** start TASK MATERIAL **
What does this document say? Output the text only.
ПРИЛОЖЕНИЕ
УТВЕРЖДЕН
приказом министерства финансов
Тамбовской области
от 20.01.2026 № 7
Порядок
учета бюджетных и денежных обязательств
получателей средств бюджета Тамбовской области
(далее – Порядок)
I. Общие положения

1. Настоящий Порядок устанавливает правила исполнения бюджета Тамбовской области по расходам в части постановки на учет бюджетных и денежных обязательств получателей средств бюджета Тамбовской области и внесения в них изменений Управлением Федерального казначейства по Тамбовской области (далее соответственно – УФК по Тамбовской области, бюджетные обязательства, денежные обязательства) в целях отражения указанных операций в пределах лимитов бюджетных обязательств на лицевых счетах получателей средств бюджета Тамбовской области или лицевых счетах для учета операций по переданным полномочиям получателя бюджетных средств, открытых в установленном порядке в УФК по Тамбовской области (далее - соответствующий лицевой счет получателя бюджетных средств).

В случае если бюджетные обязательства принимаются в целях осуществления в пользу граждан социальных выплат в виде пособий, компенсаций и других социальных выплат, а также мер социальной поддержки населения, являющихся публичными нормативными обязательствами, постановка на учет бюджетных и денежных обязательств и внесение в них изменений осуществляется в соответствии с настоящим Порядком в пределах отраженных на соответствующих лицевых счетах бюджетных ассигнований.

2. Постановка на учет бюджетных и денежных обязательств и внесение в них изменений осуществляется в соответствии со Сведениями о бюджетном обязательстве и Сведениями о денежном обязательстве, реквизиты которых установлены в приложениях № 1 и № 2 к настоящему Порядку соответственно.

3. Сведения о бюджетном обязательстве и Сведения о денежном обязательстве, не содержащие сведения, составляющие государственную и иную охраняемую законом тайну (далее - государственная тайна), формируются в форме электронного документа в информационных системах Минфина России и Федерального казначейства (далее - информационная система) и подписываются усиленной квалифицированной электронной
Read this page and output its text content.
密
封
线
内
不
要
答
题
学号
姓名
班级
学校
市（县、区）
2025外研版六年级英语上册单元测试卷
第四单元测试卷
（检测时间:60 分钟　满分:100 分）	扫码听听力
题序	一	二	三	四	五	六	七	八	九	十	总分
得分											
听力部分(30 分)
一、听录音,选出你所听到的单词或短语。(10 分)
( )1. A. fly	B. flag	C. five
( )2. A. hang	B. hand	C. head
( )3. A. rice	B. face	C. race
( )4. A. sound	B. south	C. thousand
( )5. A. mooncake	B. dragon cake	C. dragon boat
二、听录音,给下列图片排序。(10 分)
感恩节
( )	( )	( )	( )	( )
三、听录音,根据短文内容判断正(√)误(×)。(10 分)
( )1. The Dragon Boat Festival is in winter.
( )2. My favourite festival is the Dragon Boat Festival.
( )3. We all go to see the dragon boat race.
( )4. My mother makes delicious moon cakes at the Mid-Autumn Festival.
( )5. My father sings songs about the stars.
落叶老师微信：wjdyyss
** end TASK MATERIAL **
**REQUEST**
Count how many lines include the string "средств". Nothing but the number is needed.

**OUTPUT OF THE TASK**
2